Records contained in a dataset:
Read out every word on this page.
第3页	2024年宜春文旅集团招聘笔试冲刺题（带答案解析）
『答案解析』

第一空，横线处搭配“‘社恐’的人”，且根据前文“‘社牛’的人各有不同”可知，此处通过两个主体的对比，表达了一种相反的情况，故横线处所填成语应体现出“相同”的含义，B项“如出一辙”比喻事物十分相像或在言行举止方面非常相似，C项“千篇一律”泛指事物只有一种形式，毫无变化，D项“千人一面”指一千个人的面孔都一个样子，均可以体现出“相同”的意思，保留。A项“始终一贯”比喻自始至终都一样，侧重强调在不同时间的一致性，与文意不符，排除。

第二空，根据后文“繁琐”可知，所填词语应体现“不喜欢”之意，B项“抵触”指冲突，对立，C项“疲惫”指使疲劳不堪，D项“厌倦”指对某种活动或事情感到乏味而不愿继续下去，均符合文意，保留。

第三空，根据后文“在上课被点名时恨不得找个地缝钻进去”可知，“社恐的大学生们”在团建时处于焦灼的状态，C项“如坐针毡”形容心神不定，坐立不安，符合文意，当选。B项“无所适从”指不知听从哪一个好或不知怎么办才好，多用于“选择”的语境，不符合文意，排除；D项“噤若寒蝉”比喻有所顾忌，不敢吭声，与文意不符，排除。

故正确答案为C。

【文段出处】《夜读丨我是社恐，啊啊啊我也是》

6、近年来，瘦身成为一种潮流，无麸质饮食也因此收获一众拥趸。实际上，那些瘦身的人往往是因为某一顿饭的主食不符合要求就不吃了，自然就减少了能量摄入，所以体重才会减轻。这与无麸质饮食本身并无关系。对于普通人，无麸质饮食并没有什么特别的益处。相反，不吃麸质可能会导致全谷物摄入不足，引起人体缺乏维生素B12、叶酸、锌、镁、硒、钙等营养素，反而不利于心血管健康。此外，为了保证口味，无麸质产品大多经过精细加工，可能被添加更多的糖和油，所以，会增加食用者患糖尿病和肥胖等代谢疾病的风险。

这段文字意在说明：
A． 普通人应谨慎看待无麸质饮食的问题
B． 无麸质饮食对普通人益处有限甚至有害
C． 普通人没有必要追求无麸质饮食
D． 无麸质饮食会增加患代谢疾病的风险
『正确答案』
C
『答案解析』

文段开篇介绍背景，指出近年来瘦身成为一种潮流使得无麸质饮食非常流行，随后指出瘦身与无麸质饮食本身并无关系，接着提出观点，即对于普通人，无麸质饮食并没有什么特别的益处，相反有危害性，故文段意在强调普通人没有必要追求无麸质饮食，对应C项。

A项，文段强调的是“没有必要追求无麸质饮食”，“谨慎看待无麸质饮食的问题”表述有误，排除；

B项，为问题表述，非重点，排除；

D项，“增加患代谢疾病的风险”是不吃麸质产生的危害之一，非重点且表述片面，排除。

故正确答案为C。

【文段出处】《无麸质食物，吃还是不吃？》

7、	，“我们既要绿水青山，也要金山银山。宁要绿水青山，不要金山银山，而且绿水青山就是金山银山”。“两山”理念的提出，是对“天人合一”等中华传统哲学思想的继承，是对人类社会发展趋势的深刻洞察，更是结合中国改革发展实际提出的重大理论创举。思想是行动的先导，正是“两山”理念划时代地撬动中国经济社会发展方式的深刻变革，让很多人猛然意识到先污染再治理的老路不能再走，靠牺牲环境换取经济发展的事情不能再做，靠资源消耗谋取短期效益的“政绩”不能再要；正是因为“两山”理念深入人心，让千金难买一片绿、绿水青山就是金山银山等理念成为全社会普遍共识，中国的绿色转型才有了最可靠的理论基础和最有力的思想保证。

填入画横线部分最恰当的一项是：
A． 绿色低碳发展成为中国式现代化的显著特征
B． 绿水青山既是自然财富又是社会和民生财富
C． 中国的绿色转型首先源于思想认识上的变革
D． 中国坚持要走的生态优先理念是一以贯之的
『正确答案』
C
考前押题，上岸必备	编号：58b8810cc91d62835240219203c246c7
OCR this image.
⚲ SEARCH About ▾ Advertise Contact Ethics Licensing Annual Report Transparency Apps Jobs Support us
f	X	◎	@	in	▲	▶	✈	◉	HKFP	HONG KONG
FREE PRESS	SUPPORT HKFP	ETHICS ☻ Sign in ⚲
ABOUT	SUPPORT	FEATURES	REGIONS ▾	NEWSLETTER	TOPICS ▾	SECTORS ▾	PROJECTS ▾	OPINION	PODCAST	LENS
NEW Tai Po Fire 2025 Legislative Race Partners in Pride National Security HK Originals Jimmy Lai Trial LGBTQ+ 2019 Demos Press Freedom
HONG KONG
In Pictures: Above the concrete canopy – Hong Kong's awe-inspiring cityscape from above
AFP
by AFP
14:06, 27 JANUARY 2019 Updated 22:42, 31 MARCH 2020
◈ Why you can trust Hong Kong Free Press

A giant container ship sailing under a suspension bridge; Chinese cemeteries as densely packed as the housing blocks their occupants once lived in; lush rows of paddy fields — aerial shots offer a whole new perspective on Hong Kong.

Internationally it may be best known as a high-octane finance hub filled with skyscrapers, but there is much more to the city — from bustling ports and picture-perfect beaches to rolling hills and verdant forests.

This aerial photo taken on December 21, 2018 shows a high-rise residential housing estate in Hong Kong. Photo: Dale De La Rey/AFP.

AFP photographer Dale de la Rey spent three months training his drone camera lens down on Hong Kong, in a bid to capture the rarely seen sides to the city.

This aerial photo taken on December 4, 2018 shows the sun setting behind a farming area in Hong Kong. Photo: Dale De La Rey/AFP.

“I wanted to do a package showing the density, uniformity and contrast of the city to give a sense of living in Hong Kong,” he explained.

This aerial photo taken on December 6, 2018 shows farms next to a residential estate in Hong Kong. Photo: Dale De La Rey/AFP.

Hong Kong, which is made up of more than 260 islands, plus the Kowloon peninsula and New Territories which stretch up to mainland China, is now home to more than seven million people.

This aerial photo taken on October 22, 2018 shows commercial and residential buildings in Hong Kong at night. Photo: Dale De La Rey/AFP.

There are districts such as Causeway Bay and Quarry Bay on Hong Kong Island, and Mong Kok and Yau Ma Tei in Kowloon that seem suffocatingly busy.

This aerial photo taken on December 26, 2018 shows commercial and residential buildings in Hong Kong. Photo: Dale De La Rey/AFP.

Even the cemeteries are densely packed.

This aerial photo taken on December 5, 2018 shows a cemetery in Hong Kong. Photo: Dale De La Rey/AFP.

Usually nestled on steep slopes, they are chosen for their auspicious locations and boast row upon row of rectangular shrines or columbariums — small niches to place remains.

• _Prompt_
Go over the records above and tally each line that includes "cemeteries". Give the total by itself.

• _Solution to this exercise_
2